- **TASK**
Continue the essay on the Atonement and the preaching of Jesus, picking up right after its last sentence.

* begin PAGE TEXT *

A GOD OF JUSTICE: As promised earlier in the week, I want to come back to the issue of the Atonement . In my original response to Camassia’s question, “what does it mean to say that Jesus died for our sins,” I offered an explanation that stuck pretty close to the mainstream of the tradition: the sin of humanity has disturbed the natural order of justice. If God were to compensate for that disturbance out of sheer mercy, this would be contrary to justice and would render man’s temporal existence meaningless. Something must balance the scales, and it is something no finite human being can offer. In a way that is very difficult to understand, the suffering and death of Jesus acts to restore the order of justice.
There is no denying that many find this theory of the atonement very difficult to accept (click here, here and here to see some of the questions Camassia raised about it). It is usually explained badly (my own efforts probably fall into that category) with the result that God seems to be a petty legalist, a being who countenances the suffering and death of an innocent to restore some sort of mysterious cosmic harmony. The concept of an atoning sacrifice, so widely understood in the ancient world, seems almost barbaric to us today.
I will admit, though, that despite many of the legitimate criticisms leveled against it, the traditional theory resonates with me in a way that most of the modern attempts to restate it do not. Perhaps this is because I have, for a Catholic, a somewhat pessimistic view of human nature. I am willing to accept that Grace builds on Nature, but I would hold that Grace is building on an awfully low foundation. The injustice of the world cries out to be made right, and there seems to be none but God who can make it right.
But I, too, struggle with the traditional understanding of the atonement. I struggle with it for a lot of the obvious reasons that other people struggle with it. I also find that the traditional account is often cut off, in a sense, from the life and preaching of Jesus, so that what Jesus said and did during his ministry becomes of far less importance than what he accomplished for us on the cross. In my own thinking on the Atonement, I’ve been trying to bring my understanding of the life of Jesus closer to my understanding of His death.
What follows is something that I will call a “theologically informed meditation.” It draws from my theological understanding of the paschal mystery, but it is more personal and metaphoric and less intellectually rigorous than a true theological exploration of these issues would have to be. This is a delicate way of telling the reader to proceed with caution.
The central message of Jesus’ preaching is that the Kingdom of God is at hand. In his words and deeds, Jesus tried to communicate what life in the Kingdom of God was like. He spoke of the blind gaining sight and the lame getting up to walk. He suggested that under the reign of God, human beings would behave in ways that seem inexplicable: we would pray for our enemies and those who persecute us; we would give our shirt when our cloak was demanded; we would turn the other cheek, we would avoid evil thoughts, let alone evil deeds.

* end PAGE TEXT *
* begin LISTING *

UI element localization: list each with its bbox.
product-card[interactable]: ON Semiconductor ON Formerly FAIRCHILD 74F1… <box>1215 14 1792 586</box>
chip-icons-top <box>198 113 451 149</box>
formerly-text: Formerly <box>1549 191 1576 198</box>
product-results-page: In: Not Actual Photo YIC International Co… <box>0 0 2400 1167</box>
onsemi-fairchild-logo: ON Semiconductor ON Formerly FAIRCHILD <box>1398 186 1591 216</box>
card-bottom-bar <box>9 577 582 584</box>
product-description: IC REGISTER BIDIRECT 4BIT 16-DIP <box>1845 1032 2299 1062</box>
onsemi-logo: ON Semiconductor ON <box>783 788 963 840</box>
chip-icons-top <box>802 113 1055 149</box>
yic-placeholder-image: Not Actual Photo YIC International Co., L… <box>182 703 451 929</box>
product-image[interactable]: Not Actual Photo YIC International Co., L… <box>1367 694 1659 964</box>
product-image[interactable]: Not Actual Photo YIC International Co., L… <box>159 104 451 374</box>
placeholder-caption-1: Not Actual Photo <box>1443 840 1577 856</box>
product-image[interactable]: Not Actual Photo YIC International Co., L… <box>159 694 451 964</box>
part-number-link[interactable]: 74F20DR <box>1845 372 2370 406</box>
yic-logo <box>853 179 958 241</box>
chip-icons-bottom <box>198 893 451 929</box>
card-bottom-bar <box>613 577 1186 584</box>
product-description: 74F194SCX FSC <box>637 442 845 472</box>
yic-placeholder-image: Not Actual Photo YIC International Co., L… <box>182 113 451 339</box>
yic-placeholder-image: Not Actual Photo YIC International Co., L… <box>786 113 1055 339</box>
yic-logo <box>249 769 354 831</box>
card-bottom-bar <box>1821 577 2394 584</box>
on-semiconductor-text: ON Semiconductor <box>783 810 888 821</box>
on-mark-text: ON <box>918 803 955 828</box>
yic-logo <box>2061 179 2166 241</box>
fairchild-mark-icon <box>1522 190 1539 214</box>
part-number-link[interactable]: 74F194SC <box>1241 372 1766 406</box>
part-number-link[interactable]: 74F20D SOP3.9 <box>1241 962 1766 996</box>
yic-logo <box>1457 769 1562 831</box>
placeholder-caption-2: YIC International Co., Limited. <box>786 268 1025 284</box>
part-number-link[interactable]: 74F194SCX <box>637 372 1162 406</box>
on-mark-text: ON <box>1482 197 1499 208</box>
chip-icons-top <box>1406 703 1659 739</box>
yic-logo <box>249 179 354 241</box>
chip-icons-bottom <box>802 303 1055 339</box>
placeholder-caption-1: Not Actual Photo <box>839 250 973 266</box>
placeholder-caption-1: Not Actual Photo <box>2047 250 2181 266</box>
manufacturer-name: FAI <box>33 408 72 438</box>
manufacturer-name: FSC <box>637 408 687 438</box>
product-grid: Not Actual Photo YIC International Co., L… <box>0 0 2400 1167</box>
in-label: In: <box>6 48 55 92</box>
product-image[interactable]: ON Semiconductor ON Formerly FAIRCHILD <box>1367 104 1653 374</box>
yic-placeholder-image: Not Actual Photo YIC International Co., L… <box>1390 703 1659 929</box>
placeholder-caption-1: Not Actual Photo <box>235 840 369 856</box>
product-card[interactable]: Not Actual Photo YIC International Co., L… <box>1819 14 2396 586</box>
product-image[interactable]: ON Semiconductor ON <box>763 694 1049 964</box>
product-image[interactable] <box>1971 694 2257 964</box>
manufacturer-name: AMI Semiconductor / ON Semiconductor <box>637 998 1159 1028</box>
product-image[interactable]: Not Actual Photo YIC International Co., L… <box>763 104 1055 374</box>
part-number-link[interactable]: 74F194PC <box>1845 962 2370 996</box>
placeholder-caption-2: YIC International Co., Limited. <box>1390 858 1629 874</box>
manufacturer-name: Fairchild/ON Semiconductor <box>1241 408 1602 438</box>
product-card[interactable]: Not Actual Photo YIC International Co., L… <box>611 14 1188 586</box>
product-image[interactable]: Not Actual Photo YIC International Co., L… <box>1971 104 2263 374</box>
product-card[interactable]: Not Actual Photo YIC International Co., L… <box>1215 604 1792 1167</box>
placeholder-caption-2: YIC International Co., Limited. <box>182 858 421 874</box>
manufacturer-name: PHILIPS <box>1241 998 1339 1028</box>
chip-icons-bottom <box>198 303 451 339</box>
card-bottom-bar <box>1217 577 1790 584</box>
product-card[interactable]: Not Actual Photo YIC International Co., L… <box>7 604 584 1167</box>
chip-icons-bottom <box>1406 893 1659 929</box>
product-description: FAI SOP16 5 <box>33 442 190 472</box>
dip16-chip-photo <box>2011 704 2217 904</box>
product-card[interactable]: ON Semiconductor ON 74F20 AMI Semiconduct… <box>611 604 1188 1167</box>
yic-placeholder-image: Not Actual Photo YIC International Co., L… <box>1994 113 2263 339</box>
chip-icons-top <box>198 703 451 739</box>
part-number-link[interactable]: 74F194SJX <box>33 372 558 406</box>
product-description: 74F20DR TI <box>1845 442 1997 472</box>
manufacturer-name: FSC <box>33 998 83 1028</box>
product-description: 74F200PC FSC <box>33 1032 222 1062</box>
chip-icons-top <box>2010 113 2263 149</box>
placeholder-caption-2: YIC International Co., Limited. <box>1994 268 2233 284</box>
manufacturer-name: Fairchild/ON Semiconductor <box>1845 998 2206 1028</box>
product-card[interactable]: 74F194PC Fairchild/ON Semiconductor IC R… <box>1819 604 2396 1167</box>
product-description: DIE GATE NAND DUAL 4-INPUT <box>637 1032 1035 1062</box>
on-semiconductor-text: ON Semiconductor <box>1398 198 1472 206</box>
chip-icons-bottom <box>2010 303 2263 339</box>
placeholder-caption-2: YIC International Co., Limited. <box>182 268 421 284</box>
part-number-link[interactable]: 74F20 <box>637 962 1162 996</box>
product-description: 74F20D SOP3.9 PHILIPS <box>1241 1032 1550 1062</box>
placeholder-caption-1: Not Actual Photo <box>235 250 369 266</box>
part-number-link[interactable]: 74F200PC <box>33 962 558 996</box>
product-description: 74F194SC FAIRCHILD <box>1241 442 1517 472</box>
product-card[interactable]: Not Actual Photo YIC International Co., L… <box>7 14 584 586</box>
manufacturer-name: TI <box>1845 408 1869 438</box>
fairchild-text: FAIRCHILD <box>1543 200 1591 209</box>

* end LISTING *

- **ANSWER TO THIS TASK**
Central to Jesus’ message about the Kingdom was forgiveness and reconciliation. So important was this to Jesus that he included it in the prayer that now bears His name: “Forgive us our debts as we forgive our debtors.” He spoke of the need to forgive endlessly (“seven times seventy times”). He said that participation in worship was false unless we had reconciled with our neighbor. He went so far as to say that God will not forgive us unless we forgive others.
Jesus presents me with a choice: “Follow me now. Build this Kingdom. Be this kind of person.” This is more than the Law demands, considerably more. Jesus presents me with a very different vision of an authentically lived human life.
Jesus’ words have been ratting around our culture for so long that we no longer understand how radical they were. There are, in fact, very good reasons why some thought Jesus was from the Devil. In particular, Jesus teaching on forgiveness can seem, if properly understood, to be almost immoral.
Like many people, I have a fear about forgiveness. I fear that it’s cheap. It’s easy to say “I’m sorry.” My kids say it all the time. Most the time they even mean it. Most of the time I mean it. But it’s still cheap.
Just what does it mean for a murderer to say “I’m sorry” to the victim’s family? For concentration camp guards to recant on their deathbeds? For President Clinton and Kofi Anon to apologize for their lack of response to the Rwandan genocide? For rapists to apologize to their victims? For the descendants of slave-owners to apologize to the descendants of slaves? Does it bring back the dead? Does it really heal suffering?
Is not forgiveness, in fact, morally monstrous? Does it not break faith with the dead and those who have suffered? There are many places in the world where people believe this. In the wake of September 11th, there are a large number of people in the United States who believe this. They believe that to forgive is to betray, to commit a terrible evil against those whom one loves. Forgiveness is not enough. There must be justice.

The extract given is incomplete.